Challenge:
Identify all lines in the listing that include the word "defendant", and copy them out.

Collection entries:
▬▬▬▬▬▬

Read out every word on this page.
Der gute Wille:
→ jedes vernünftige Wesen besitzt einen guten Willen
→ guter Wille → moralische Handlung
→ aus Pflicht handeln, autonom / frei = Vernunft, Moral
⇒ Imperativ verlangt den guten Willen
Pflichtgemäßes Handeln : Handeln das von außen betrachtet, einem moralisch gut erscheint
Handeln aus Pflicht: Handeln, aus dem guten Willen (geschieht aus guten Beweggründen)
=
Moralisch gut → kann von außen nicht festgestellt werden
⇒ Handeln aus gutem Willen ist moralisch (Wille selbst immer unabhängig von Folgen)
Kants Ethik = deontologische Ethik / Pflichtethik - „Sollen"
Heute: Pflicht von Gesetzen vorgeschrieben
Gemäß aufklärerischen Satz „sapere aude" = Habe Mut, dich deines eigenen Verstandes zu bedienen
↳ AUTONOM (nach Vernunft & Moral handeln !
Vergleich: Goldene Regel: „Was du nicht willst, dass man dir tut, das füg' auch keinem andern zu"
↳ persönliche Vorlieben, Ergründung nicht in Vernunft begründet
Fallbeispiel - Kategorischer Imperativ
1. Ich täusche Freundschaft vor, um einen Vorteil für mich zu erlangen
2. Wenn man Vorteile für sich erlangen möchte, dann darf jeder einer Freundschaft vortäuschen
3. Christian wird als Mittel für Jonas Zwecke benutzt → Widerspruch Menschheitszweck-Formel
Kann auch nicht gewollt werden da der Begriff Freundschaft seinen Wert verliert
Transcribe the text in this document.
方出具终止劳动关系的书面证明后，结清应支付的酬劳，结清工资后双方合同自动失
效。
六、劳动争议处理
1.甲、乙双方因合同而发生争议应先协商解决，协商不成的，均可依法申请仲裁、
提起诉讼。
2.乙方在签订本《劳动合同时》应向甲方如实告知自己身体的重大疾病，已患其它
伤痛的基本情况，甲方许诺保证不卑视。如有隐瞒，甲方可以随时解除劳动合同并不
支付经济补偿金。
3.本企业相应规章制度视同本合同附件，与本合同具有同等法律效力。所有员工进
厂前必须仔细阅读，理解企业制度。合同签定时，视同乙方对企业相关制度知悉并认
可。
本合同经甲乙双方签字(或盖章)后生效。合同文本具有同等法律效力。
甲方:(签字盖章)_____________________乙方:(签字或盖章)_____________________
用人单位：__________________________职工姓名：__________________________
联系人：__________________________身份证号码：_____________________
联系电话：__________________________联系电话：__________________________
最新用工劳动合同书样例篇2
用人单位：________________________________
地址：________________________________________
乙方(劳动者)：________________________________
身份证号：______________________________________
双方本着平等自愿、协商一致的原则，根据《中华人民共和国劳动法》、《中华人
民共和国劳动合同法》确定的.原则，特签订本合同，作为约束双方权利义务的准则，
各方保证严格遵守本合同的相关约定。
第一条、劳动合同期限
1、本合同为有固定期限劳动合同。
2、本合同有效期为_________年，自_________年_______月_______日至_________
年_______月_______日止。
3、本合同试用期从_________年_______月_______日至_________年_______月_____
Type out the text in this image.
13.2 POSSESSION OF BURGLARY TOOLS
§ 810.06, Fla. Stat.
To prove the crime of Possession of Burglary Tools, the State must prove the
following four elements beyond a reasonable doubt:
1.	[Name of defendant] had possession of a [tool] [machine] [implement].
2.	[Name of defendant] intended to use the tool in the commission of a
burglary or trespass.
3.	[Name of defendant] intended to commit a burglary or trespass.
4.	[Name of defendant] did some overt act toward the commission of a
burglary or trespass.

▬▬▬▬▬▬

Completed task:
1.	[Name of defendant] had possession of a [tool] [machine] [implement].
2.	[Name of defendant] intended to use the tool in the commission of a
3.	[Name of defendant] intended to commit a burglary or trespass.
4.	[Name of defendant] did some overt act toward the commission of a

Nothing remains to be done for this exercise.